##### Material provided #####

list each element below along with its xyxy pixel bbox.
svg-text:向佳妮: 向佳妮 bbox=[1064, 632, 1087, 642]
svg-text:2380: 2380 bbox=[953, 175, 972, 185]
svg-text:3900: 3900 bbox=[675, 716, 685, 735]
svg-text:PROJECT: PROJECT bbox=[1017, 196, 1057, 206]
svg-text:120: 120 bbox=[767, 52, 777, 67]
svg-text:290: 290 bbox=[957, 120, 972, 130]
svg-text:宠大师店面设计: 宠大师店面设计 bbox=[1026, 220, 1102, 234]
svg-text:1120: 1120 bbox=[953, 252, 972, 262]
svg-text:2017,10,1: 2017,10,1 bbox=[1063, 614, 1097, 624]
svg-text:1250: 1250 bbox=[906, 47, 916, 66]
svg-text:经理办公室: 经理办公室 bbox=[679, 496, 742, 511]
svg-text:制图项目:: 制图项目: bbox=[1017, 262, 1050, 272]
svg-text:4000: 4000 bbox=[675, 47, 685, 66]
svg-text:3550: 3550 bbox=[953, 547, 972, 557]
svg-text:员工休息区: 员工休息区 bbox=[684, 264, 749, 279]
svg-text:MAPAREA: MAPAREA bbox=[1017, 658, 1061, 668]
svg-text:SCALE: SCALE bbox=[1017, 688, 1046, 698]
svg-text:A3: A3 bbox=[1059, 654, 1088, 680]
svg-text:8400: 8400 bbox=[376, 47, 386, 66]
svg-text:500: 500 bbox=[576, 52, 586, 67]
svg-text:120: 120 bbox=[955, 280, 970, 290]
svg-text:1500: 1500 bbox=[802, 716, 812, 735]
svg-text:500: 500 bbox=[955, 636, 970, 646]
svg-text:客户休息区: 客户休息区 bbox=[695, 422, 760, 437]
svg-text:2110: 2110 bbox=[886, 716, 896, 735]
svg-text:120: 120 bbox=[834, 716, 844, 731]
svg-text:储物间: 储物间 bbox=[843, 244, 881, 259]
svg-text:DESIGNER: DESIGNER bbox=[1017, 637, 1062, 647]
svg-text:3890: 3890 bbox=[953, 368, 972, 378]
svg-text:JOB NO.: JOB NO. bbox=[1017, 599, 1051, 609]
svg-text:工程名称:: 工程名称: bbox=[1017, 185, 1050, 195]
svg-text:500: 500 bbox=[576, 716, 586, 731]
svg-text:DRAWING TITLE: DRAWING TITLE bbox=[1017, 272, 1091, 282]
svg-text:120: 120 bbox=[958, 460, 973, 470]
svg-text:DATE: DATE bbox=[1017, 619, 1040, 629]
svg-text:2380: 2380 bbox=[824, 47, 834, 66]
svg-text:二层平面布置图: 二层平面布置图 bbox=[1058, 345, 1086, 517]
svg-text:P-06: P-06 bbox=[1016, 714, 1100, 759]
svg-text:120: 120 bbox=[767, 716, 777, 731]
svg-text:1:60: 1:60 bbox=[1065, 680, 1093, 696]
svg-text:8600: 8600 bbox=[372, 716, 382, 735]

#####

■ What the task requires ■
Rewrite the listing above as a Markdown table with a Row column for the row number and an Entry column for each line, skipping any blank lines.

■ Finished exercise ■
| Row | Entry |
|---|---|
| 1 | list each element below along with its xyxy pixel bbox. |
| 2 | svg-text:向佳妮: 向佳妮 bbox=[1064, 632, 1087, 642] |
| 3 | svg-text:2380: 2380 bbox=[953, 175, 972, 185] |
| 4 | svg-text:3900: 3900 bbox=[675, 716, 685, 735] |
| 5 | svg-text:PROJECT: PROJECT bbox=[1017, 196, 1057, 206] |
| 6 | svg-text:120: 120 bbox=[767, 52, 777, 67] |
| 7 | svg-text:290: 290 bbox=[957, 120, 972, 130] |
| 8 | svg-text:宠大师店面设计: 宠大师店面设计 bbox=[1026, 220, 1102, 234] |
| 9 | svg-text:1120: 1120 bbox=[953, 252, 972, 262] |
| 10 | svg-text:2017,10,1: 2017,10,1 bbox=[1063, 614, 1097, 624] |
| 11 | svg-text:1250: 1250 bbox=[906, 47, 916, 66] |
| 12 | svg-text:经理办公室: 经理办公室 bbox=[679, 496, 742, 511] |
| 13 | svg-text:制图项目:: 制图项目: bbox=[1017, 262, 1050, 272] |
| 14 | svg-text:4000: 4000 bbox=[675, 47, 685, 66] |
| 15 | svg-text:3550: 3550 bbox=[953, 547, 972, 557] |
| 16 | svg-text:员工休息区: 员工休息区 bbox=[684, 264, 749, 279] |
| 17 | svg-text:MAPAREA: MAPAREA bbox=[1017, 658, 1061, 668] |
| 18 | svg-text:SCALE: SCALE bbox=[1017, 688, 1046, 698] |
| 19 | svg-text:A3: A3 bbox=[1059, 654, 1088, 680] |
| 20 | svg-text:8400: 8400 bbox=[376, 47, 386, 66] |
| 21 | svg-text:500: 500 bbox=[576, 52, 586, 67] |
| 22 | svg-text:120: 120 bbox=[955, 280, 970, 290] |
| 23 | svg-text:1500: 1500 bbox=[802, 716, 812, 735] |
| 24 | svg-text:500: 500 bbox=[955, 636, 970, 646] |
| 25 | svg-text:客户休息区: 客户休息区 bbox=[695, 422, 760, 437] |
| 26 | svg-text:2110: 2110 bbox=[886, 716, 896, 735] |
| 27 | svg-text:120: 120 bbox=[834, 716, 844, 731] |
| 28 | svg-text:储物间: 储物间 bbox=[843, 244, 881, 259] |
| 29 | svg-text:DESIGNER: DESIGNER bbox=[1017, 637, 1062, 647] |
| 30 | svg-text:3890: 3890 bbox=[953, 368, 972, 378] |
| 31 | svg-text:JOB NO.: JOB NO. bbox=[1017, 599, 1051, 609] |
| 32 | svg-text:工程名称:: 工程名称: bbox=[1017, 185, 1050, 195] |
| 33 | svg-text:500: 500 bbox=[576, 716, 586, 731] |
| 34 | svg-text:DRAWING TITLE: DRAWING TITLE bbox=[1017, 272, 1091, 282] |
| 35 | svg-text:120: 120 bbox=[958, 460, 973, 470] |
| 36 | svg-text:DATE: DATE bbox=[1017, 619, 1040, 629] |
| 37 | svg-text:2380: 2380 bbox=[824, 47, 834, 66] |
| 38 | svg-text:二层平面布置图: 二层平面布置图 bbox=[1058, 345, 1086, 517] |
| 39 | svg-text:P-06: P-06 bbox=[1016, 714, 1100, 759] |
| 40 | svg-text:120: 120 bbox=[767, 716, 777, 731] |
| 41 | svg-text:1:60: 1:60 bbox=[1065, 680, 1093, 696] |
| 42 | svg-text:8600: 8600 bbox=[372, 716, 382, 735] |